▶ INSTRUCTION: Sort through the entries below and pull out lines containing the word "value".

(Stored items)
----

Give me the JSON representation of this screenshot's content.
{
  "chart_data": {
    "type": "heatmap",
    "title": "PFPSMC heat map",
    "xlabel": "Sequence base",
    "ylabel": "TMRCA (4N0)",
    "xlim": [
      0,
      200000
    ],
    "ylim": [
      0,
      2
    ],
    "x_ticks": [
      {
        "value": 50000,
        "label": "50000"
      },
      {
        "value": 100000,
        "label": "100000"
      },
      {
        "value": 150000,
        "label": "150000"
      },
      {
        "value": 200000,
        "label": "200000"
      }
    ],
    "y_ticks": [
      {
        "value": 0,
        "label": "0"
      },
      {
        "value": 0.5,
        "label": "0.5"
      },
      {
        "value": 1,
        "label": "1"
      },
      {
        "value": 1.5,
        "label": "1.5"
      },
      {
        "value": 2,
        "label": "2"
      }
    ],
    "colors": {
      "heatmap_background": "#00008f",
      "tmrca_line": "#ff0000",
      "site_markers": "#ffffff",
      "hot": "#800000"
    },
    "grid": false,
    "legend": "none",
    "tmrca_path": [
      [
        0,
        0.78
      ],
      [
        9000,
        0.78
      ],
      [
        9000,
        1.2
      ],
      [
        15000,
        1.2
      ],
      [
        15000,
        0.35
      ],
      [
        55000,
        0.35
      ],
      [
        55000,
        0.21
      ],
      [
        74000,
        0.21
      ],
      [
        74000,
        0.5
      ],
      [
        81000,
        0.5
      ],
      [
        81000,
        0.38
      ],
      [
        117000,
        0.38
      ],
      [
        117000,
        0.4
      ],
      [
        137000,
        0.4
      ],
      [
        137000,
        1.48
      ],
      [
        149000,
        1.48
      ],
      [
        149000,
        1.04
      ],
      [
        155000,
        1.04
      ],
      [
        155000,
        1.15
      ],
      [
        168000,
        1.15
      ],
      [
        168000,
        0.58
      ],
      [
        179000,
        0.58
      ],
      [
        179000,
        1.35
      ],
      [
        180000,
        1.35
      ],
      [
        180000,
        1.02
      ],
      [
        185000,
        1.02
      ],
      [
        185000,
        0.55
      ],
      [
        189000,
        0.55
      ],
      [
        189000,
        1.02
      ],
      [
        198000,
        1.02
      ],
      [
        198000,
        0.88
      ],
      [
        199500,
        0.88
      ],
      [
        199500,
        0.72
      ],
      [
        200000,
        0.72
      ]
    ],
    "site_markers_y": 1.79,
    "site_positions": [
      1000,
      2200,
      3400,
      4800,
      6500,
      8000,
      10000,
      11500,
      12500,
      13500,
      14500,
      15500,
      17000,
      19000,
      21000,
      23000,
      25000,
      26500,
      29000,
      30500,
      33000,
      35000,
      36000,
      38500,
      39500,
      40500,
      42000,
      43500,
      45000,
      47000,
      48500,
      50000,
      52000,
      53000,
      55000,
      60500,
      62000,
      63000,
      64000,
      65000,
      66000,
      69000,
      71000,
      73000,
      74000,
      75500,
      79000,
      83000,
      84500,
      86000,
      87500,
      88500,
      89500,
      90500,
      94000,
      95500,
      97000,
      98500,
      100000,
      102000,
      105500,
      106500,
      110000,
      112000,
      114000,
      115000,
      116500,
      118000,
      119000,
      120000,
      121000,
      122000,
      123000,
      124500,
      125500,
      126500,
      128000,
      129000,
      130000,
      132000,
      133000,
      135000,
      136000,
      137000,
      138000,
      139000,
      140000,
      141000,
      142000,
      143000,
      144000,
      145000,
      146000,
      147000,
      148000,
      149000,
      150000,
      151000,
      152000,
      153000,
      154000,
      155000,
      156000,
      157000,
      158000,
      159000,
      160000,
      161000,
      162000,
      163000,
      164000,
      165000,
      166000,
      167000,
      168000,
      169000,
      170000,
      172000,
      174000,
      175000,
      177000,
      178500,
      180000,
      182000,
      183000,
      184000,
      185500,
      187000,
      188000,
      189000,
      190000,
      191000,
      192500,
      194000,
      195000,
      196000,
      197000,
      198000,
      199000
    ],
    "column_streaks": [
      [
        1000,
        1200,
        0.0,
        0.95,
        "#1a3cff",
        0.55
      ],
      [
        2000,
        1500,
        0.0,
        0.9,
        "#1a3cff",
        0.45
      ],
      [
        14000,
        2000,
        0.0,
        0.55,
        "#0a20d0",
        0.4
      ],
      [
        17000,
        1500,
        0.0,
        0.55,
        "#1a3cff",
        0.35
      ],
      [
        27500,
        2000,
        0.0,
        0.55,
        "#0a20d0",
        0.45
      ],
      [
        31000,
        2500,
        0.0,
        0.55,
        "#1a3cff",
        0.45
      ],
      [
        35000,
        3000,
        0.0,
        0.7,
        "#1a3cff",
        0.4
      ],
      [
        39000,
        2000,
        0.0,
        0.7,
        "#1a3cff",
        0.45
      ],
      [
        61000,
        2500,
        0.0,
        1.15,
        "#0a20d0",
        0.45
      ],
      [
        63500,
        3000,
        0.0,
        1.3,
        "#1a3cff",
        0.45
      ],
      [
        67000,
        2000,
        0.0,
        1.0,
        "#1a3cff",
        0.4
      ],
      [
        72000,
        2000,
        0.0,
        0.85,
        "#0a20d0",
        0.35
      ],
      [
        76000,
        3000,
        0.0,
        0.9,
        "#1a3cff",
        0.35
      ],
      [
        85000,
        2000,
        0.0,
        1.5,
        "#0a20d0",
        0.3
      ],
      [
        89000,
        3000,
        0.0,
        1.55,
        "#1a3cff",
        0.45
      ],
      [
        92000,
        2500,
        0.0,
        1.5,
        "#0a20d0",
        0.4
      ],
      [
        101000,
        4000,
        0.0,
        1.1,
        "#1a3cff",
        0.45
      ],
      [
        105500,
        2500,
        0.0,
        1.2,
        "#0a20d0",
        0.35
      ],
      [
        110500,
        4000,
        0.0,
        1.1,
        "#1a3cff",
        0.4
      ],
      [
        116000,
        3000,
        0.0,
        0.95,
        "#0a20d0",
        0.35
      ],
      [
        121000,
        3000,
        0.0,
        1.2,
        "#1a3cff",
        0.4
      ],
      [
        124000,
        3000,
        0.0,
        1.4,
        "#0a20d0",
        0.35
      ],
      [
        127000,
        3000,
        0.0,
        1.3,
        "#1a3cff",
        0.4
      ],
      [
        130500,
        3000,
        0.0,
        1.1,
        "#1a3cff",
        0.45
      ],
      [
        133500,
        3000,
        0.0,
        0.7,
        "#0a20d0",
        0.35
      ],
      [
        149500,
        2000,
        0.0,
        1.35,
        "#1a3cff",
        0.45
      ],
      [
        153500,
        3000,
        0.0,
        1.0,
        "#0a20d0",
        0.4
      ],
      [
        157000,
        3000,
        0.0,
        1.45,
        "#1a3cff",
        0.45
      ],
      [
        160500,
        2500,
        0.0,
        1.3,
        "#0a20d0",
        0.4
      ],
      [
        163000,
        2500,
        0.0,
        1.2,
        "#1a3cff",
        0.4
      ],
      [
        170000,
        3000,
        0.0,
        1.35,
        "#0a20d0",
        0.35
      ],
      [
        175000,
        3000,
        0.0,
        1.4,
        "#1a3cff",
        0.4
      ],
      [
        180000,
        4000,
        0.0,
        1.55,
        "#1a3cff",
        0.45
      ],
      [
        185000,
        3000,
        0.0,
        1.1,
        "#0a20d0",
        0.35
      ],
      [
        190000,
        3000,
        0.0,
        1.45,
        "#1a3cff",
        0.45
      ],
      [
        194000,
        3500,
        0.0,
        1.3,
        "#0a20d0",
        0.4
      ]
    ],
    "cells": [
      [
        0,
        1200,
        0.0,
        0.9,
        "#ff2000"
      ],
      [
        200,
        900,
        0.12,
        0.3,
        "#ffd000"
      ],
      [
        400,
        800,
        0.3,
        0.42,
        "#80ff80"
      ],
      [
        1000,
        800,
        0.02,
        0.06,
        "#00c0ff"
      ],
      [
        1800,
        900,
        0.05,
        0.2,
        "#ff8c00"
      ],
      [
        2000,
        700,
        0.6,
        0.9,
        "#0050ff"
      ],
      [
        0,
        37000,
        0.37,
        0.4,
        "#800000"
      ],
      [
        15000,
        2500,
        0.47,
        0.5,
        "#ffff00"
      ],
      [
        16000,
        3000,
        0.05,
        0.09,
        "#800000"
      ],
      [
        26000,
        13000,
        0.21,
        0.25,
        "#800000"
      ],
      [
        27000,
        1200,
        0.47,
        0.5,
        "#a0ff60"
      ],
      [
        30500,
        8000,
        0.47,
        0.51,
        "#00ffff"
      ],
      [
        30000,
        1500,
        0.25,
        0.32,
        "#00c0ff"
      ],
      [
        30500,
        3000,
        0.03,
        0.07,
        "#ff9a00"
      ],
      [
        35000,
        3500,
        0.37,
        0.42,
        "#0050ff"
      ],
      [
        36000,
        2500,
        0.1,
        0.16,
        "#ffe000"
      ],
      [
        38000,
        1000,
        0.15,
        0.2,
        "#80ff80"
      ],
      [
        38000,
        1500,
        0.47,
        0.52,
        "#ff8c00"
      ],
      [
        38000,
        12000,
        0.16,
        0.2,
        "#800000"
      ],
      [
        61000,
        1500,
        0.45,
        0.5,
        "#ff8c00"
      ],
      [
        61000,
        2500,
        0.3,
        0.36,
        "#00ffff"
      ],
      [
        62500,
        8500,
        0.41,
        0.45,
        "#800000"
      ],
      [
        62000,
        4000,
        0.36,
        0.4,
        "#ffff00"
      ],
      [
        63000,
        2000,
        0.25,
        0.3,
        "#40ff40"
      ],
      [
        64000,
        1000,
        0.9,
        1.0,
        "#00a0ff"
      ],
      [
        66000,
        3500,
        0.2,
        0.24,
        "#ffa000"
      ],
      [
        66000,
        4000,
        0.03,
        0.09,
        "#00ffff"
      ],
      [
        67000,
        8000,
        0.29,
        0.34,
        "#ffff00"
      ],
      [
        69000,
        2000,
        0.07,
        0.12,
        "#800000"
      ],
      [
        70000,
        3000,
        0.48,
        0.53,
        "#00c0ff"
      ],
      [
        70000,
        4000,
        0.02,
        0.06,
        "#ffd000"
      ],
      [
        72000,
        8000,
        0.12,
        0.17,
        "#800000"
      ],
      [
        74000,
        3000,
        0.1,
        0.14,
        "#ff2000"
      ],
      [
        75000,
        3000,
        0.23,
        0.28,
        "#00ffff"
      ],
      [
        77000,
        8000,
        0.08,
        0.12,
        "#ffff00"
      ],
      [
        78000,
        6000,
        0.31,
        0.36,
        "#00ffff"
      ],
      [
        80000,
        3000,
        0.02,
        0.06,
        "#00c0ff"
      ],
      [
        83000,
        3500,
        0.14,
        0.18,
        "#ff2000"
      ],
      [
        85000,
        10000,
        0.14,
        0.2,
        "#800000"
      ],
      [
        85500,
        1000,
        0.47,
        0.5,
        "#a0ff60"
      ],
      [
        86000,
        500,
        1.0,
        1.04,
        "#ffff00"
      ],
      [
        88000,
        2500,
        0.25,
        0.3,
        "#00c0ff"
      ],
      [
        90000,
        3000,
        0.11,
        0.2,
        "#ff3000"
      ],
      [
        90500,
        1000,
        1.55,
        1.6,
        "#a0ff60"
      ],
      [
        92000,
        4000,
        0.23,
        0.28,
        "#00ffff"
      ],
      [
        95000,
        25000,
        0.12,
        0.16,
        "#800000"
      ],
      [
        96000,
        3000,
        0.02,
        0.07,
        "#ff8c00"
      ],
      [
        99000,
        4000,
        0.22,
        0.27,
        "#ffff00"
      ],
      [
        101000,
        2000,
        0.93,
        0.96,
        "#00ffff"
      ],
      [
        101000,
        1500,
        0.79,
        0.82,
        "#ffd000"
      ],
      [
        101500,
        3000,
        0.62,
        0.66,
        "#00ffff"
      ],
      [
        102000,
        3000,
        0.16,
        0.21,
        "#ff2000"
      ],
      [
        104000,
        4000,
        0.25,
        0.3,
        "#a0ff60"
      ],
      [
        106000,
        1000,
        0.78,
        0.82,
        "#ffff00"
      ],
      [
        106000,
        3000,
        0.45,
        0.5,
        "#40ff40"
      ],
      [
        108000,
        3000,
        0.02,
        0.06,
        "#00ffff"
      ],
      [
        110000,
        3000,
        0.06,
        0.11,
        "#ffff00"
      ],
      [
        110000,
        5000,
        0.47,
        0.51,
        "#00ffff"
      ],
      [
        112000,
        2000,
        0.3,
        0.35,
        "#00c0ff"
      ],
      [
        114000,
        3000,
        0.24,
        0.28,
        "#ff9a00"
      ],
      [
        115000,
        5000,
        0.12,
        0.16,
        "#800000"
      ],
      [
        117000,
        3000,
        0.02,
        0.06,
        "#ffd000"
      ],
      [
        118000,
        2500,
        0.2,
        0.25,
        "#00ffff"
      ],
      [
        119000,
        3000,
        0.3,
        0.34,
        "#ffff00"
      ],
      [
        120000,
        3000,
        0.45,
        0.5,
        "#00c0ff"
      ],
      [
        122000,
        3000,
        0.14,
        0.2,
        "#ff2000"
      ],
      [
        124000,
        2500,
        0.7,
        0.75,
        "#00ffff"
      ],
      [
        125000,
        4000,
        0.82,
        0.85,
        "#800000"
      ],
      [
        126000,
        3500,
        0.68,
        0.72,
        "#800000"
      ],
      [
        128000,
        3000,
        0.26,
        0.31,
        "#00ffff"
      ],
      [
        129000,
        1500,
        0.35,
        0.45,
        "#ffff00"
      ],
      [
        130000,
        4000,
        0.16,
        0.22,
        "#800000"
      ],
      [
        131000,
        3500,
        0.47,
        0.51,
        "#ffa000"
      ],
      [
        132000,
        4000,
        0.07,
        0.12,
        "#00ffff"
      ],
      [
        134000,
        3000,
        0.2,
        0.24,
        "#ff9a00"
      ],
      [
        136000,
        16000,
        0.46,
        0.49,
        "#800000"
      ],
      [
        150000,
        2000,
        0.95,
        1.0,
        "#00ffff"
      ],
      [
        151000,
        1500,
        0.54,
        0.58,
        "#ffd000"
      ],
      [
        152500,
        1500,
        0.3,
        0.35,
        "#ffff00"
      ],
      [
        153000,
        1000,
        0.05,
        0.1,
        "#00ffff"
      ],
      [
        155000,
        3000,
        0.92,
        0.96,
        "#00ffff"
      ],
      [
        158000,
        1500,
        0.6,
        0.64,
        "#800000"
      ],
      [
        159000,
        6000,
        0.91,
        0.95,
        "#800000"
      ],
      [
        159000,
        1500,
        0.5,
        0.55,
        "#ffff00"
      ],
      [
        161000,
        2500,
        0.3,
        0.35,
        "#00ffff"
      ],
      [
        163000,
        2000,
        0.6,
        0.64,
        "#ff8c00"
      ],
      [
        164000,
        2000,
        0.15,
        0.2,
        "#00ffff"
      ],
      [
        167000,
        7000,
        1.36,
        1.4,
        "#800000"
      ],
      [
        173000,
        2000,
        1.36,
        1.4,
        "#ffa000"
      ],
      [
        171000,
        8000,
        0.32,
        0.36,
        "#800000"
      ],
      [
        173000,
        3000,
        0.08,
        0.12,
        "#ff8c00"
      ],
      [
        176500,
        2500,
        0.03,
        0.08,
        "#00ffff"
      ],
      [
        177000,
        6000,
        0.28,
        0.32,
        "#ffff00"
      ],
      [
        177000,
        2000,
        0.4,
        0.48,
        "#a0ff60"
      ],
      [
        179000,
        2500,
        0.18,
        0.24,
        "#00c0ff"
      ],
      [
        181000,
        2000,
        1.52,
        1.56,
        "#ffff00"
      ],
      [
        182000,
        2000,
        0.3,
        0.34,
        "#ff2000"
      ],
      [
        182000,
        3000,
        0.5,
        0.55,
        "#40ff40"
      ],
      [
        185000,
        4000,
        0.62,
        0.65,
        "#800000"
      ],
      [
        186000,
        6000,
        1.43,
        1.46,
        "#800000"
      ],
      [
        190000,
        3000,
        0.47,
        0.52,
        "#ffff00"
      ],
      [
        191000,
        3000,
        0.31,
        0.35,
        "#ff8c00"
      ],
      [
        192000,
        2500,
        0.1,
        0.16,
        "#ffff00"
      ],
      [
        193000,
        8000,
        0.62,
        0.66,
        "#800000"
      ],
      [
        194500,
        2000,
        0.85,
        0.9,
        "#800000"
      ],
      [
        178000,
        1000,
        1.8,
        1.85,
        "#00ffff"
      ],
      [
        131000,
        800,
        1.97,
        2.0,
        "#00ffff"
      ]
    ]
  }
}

----

▶ OUTPUT BELOW:
        "value": 50000,
        "value": 100000,
        "value": 150000,
        "value": 200000,
        "value": 0,
        "value": 0.5,
        "value": 1,
        "value": 1.5,
        "value": 2,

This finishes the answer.